_TO DO:_ Retype the entries unchanged, from the first line through the line containing "28, 524, 50]", including both of those lines.

_DATASET RECORDS:_

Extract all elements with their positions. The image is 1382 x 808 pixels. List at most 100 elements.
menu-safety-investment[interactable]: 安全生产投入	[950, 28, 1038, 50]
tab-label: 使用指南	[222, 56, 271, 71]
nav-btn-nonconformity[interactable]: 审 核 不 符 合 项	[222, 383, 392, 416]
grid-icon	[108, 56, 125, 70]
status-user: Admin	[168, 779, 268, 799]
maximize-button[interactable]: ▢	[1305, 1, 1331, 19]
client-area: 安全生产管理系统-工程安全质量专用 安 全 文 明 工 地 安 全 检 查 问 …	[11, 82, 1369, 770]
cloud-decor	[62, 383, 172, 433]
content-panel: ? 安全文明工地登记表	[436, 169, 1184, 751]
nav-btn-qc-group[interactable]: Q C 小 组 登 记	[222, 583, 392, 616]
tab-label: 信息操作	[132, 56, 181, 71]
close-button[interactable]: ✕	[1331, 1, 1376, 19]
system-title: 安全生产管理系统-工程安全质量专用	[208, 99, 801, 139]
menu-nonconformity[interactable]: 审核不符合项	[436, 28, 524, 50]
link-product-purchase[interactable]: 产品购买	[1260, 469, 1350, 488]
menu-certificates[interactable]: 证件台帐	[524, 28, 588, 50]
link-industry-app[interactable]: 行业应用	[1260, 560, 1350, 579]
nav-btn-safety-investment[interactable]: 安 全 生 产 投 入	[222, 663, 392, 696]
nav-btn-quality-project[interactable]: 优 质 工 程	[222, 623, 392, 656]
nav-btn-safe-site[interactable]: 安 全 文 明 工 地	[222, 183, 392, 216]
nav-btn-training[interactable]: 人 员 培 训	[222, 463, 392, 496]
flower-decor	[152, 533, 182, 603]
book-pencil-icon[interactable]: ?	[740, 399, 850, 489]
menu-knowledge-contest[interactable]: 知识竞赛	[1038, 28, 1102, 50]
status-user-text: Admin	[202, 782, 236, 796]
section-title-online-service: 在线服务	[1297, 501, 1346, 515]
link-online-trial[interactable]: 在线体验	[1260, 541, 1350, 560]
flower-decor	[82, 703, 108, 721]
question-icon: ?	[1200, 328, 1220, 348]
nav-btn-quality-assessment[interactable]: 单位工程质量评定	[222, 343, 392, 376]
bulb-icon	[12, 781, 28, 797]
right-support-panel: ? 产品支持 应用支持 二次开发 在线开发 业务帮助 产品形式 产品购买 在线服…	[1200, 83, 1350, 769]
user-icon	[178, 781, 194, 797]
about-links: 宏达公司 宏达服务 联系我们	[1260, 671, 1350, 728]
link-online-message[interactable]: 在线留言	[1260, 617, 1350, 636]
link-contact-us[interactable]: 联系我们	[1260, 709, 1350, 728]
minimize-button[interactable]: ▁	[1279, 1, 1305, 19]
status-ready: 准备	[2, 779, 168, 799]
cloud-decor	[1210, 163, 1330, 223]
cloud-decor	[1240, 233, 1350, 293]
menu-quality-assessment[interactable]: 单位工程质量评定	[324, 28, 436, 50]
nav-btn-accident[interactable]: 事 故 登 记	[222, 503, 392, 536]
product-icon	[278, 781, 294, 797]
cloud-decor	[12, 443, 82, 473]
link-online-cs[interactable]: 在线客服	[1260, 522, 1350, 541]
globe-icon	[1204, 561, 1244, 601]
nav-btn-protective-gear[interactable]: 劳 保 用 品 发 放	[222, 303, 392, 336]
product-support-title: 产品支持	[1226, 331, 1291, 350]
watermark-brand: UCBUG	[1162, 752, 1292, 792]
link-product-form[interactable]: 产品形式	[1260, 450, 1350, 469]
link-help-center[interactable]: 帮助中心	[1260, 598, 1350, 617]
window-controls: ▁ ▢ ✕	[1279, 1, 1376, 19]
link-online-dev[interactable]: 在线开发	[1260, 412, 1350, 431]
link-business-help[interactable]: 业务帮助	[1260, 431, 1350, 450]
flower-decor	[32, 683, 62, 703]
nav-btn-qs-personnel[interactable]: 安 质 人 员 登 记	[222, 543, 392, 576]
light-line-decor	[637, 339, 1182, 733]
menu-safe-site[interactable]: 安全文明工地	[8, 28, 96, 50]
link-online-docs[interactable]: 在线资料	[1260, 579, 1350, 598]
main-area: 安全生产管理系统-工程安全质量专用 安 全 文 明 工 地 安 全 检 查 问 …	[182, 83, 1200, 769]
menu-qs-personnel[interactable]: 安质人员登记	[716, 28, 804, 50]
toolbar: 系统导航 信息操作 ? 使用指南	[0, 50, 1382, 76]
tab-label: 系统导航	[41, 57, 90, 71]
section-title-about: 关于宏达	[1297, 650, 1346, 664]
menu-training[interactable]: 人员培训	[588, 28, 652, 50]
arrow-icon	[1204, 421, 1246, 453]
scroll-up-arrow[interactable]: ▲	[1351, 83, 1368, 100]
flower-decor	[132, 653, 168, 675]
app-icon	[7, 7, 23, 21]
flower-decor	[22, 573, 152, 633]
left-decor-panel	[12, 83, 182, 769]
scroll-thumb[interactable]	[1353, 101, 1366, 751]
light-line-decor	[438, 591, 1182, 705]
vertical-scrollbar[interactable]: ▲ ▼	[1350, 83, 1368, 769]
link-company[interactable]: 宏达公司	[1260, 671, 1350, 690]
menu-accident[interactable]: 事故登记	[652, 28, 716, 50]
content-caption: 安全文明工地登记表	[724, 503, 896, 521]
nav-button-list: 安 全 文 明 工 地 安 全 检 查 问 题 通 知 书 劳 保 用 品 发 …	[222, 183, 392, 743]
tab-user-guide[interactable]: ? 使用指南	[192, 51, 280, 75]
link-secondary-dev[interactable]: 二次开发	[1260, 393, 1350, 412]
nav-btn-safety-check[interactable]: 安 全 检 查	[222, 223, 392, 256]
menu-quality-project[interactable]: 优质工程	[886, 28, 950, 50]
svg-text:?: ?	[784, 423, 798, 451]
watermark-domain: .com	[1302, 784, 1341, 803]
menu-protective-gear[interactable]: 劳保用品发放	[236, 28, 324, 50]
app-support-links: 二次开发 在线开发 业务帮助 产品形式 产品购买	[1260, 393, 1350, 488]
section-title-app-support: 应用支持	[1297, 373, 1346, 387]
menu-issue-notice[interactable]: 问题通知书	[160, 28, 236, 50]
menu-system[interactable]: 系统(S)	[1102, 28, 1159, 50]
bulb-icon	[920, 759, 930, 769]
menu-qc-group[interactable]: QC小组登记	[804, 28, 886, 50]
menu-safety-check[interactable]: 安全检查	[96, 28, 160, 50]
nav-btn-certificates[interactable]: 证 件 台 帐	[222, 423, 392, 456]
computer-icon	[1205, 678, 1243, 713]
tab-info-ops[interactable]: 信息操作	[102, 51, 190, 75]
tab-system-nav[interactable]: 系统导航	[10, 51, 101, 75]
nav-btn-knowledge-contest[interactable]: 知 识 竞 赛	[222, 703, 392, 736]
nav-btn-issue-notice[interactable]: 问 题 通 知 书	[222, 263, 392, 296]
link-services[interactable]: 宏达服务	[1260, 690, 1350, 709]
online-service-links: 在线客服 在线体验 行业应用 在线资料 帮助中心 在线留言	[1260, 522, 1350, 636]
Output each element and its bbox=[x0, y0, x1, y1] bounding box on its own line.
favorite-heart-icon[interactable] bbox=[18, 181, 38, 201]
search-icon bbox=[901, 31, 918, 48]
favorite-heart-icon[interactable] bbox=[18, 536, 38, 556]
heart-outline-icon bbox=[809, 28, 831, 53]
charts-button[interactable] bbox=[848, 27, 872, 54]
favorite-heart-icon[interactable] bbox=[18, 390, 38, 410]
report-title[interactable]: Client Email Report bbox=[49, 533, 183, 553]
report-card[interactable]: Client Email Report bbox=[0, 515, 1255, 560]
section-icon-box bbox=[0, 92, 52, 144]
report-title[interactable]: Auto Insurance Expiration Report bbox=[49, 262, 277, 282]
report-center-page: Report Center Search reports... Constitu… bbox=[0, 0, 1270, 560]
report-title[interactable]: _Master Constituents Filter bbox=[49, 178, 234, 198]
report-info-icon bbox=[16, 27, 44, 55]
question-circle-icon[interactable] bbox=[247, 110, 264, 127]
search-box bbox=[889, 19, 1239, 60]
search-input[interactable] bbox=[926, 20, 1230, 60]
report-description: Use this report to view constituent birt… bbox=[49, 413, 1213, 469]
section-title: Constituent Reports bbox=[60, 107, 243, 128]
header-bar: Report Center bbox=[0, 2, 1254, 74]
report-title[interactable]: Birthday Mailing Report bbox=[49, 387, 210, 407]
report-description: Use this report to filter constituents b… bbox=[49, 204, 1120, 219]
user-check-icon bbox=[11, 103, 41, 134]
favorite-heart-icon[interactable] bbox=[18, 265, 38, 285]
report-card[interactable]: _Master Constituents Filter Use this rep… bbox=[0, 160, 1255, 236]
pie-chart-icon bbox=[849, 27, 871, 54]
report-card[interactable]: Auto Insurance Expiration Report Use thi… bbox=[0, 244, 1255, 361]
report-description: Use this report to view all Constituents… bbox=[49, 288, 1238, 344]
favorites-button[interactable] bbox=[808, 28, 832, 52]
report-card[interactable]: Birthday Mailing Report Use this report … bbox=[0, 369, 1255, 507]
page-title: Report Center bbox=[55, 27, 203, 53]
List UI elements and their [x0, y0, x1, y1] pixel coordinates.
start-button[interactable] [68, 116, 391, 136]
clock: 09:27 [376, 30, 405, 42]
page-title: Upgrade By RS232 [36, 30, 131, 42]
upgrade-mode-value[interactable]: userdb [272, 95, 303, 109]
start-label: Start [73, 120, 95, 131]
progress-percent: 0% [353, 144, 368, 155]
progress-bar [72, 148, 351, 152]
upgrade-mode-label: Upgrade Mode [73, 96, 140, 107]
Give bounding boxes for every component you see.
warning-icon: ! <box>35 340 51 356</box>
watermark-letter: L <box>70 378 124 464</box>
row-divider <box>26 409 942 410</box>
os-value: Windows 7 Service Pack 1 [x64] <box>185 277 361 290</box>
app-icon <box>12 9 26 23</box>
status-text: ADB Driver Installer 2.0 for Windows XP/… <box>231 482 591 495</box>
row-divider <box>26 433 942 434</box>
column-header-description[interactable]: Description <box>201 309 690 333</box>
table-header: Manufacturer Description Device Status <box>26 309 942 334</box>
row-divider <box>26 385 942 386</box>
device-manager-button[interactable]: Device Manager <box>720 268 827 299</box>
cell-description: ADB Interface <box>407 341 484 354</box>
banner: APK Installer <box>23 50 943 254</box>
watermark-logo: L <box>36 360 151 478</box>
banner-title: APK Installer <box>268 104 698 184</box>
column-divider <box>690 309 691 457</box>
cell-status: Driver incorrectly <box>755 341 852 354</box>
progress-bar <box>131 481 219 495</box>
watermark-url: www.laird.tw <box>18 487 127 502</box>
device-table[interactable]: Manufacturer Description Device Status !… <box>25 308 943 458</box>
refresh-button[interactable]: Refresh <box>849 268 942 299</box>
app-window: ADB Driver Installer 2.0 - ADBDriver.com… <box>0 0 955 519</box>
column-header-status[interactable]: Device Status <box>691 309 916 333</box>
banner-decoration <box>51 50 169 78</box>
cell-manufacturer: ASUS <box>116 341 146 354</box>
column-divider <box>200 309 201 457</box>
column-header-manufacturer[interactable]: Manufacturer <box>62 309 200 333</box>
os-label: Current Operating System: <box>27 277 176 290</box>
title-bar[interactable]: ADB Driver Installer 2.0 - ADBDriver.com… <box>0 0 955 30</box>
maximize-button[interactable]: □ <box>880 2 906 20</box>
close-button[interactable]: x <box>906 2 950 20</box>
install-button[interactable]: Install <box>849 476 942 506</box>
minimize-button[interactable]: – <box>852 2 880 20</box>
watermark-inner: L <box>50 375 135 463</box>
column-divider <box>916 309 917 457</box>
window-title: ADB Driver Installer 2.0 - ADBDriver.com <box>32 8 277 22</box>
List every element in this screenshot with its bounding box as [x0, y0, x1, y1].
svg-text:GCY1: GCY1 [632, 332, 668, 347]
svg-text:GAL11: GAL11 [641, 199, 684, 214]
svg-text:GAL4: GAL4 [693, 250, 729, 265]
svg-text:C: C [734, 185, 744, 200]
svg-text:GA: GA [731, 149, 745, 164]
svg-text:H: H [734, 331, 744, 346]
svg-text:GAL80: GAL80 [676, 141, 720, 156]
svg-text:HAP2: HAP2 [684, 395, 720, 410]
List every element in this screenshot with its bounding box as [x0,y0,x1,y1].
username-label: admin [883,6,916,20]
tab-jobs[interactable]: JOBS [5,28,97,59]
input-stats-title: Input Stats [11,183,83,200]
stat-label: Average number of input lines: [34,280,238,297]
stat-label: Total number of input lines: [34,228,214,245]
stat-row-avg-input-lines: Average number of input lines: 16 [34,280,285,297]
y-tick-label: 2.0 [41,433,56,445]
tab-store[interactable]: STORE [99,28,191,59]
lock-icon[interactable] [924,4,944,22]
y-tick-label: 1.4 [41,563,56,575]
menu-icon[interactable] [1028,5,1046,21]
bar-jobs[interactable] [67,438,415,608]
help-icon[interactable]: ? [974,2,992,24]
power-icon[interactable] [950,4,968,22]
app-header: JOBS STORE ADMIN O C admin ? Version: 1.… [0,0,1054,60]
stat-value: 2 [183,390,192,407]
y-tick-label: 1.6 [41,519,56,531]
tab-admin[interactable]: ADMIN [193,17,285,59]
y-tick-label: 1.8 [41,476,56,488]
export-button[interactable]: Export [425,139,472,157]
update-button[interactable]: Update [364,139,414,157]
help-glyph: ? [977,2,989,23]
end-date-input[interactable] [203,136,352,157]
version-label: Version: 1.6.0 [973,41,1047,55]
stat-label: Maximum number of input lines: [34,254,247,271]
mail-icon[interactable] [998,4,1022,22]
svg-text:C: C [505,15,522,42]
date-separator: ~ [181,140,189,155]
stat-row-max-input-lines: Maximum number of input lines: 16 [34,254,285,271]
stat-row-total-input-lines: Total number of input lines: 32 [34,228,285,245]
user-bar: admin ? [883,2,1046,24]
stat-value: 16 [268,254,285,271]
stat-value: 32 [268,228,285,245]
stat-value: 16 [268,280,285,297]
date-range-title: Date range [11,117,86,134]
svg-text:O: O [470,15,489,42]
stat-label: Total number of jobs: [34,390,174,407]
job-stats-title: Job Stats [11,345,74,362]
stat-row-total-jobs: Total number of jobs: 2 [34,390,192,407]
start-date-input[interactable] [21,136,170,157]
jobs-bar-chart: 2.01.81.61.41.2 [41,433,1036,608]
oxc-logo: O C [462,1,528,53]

_REPLY:_
Extract all elements with their positions. The image is 1382 x 808 pixels. List at most 100 elements.
menu-safety-investment[interactable]: 安全生产投入	[950, 28, 1038, 50]
tab-label: 使用指南	[222, 56, 271, 71]
nav-btn-nonconformity[interactable]: 审 核 不 符 合 项	[222, 383, 392, 416]
grid-icon	[108, 56, 125, 70]
status-user: Admin	[168, 779, 268, 799]
maximize-button[interactable]: ▢	[1305, 1, 1331, 19]
client-area: 安全生产管理系统-工程安全质量专用 安 全 文 明 工 地 安 全 检 查 问 …	[11, 82, 1369, 770]
cloud-decor	[62, 383, 172, 433]
content-panel: ? 安全文明工地登记表	[436, 169, 1184, 751]
nav-btn-qc-group[interactable]: Q C 小 组 登 记	[222, 583, 392, 616]
tab-label: 信息操作	[132, 56, 181, 71]
close-button[interactable]: ✕	[1331, 1, 1376, 19]
system-title: 安全生产管理系统-工程安全质量专用	[208, 99, 801, 139]
menu-nonconformity[interactable]: 审核不符合项	[436, 28, 524, 50]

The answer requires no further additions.